— start AVAILABLE RECORDS —
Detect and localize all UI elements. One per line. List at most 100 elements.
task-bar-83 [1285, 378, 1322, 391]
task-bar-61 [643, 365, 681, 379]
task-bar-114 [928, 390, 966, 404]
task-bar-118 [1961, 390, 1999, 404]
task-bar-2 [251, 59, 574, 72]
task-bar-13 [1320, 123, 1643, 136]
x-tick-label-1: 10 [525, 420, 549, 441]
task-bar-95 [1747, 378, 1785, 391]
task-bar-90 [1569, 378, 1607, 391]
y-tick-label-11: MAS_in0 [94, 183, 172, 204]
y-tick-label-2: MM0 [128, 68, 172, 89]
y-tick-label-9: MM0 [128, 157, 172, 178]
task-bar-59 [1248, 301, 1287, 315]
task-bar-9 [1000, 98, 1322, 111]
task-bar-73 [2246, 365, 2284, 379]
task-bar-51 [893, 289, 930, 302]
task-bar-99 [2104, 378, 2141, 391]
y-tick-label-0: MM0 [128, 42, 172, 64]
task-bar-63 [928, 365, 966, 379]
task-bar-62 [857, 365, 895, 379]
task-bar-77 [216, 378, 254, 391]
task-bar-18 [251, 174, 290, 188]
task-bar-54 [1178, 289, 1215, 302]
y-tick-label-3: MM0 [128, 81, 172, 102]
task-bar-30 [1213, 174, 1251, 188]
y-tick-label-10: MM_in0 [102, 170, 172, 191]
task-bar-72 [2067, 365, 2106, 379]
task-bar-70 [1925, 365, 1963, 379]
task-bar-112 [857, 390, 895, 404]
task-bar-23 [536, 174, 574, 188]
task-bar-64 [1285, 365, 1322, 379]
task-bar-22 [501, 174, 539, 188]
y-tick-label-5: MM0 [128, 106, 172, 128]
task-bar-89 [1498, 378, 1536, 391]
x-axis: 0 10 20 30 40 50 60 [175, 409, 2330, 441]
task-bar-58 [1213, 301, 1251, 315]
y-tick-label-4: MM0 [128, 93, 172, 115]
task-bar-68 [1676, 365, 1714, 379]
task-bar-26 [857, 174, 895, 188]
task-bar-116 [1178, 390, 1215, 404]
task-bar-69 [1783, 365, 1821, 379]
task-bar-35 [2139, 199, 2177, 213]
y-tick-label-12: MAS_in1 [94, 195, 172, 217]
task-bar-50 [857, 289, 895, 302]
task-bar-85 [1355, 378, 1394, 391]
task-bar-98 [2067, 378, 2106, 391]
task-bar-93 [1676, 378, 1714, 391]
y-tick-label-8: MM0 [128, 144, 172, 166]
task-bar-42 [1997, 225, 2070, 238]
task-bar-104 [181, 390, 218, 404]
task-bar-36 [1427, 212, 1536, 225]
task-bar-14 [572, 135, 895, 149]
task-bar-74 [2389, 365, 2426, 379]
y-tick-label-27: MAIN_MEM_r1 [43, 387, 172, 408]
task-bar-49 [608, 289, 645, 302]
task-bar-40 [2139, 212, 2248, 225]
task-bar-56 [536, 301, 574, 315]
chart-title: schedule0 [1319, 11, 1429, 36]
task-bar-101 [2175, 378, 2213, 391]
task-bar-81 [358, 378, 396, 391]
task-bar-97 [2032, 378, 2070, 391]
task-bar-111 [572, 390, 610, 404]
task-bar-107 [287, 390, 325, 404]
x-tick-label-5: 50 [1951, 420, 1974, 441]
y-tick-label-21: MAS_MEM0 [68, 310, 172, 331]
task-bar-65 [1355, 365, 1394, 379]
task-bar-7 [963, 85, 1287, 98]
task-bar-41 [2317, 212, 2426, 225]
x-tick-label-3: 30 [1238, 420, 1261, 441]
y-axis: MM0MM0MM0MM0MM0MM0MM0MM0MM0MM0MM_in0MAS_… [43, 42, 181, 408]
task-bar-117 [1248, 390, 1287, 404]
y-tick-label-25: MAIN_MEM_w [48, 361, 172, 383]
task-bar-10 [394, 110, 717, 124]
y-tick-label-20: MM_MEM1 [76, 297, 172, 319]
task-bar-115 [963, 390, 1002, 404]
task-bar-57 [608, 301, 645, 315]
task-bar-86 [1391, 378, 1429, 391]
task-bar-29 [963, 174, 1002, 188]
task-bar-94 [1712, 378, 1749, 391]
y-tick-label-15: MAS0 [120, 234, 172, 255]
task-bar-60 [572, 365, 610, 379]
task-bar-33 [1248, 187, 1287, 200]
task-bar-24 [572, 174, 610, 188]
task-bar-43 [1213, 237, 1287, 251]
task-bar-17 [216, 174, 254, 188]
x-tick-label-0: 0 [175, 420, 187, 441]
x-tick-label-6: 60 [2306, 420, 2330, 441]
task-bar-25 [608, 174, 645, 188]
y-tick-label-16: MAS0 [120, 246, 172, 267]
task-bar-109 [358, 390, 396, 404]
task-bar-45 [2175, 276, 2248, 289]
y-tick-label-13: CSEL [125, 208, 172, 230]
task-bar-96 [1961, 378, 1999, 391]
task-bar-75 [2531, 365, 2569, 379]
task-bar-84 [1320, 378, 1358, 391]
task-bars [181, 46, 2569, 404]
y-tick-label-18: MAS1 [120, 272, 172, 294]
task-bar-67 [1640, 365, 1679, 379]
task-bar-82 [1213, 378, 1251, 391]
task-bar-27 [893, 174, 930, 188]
— end AVAILABLE RECORDS —
Render the rows from the start through the line containing "task-bar-72 [2067, 365, 2106, 379]" as a JSON list of strings, one string per line, leaving out blank lines.

- [EXERCISE OUTPUT]
[
  "Detect and localize all UI elements. One per line. List at most 100 elements.",
  "task-bar-83 [1285, 378, 1322, 391]",
  "task-bar-61 [643, 365, 681, 379]",
  "task-bar-114 [928, 390, 966, 404]",
  "task-bar-118 [1961, 390, 1999, 404]",
  "task-bar-2 [251, 59, 574, 72]",
  "task-bar-13 [1320, 123, 1643, 136]",
  "x-tick-label-1: 10 [525, 420, 549, 441]",
  "task-bar-95 [1747, 378, 1785, 391]",
  "task-bar-90 [1569, 378, 1607, 391]",
  "y-tick-label-11: MAS_in0 [94, 183, 172, 204]",
  "y-tick-label-2: MM0 [128, 68, 172, 89]",
  "y-tick-label-9: MM0 [128, 157, 172, 178]",
  "task-bar-59 [1248, 301, 1287, 315]",
  "task-bar-9 [1000, 98, 1322, 111]",
  "task-bar-73 [2246, 365, 2284, 379]",
  "task-bar-51 [893, 289, 930, 302]",
  "task-bar-99 [2104, 378, 2141, 391]",
  "y-tick-label-0: MM0 [128, 42, 172, 64]",
  "task-bar-63 [928, 365, 966, 379]",
  "task-bar-62 [857, 365, 895, 379]",
  "task-bar-77 [216, 378, 254, 391]",
  "task-bar-18 [251, 174, 290, 188]",
  "task-bar-54 [1178, 289, 1215, 302]",
  "y-tick-label-3: MM0 [128, 81, 172, 102]",
  "task-bar-30 [1213, 174, 1251, 188]",
  "y-tick-label-10: MM_in0 [102, 170, 172, 191]",
  "task-bar-72 [2067, 365, 2106, 379]"
]